Start MATERIALS PROVIDED

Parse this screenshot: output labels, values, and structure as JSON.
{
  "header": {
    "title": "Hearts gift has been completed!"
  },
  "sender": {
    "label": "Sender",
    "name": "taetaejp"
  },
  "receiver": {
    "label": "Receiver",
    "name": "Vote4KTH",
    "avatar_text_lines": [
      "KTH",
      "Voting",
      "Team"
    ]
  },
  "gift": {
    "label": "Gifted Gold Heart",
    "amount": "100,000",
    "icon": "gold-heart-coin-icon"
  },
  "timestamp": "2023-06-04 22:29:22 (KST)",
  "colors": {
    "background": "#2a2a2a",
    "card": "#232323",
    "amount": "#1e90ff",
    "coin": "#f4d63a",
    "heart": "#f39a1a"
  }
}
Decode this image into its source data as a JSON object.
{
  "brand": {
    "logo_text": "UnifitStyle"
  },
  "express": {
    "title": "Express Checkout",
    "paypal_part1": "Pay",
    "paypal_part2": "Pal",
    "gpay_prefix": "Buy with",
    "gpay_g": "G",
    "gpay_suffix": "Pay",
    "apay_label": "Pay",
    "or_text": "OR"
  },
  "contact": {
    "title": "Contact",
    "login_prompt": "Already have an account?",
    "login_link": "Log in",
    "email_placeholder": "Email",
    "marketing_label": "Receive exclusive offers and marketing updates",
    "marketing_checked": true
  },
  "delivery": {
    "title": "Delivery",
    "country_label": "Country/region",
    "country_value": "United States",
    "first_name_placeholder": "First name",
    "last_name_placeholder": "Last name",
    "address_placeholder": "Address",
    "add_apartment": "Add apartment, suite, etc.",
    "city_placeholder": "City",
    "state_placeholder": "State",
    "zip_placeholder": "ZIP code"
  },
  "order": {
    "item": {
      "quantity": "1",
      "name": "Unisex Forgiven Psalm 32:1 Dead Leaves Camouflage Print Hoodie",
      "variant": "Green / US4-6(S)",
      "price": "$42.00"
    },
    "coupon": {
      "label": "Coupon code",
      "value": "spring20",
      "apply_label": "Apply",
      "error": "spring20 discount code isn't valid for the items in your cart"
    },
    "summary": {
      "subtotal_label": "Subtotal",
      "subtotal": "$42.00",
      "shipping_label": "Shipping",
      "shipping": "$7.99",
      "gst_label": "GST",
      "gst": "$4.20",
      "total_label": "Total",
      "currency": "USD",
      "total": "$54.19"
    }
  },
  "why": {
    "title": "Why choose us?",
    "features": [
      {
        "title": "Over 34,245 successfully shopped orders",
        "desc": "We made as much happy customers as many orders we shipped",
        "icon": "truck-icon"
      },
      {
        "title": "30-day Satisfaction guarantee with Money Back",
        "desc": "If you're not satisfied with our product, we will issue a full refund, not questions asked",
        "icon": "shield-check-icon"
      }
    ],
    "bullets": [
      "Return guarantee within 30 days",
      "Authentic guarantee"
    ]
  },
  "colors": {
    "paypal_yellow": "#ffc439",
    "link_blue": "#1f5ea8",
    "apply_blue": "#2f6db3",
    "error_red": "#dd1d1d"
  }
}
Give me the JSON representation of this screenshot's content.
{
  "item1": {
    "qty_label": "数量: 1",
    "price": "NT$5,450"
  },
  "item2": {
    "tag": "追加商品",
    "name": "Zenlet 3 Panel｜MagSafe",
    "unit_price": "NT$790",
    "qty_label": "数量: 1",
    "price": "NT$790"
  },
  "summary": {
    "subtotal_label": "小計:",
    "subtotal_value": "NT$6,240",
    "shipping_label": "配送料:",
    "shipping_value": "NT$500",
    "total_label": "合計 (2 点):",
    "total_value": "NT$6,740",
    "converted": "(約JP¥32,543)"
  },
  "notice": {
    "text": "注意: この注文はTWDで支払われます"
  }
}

End MATERIALS PROVIDED

Work out the number of lines in this listing that include the word "guarantee". Reply with that number only.

3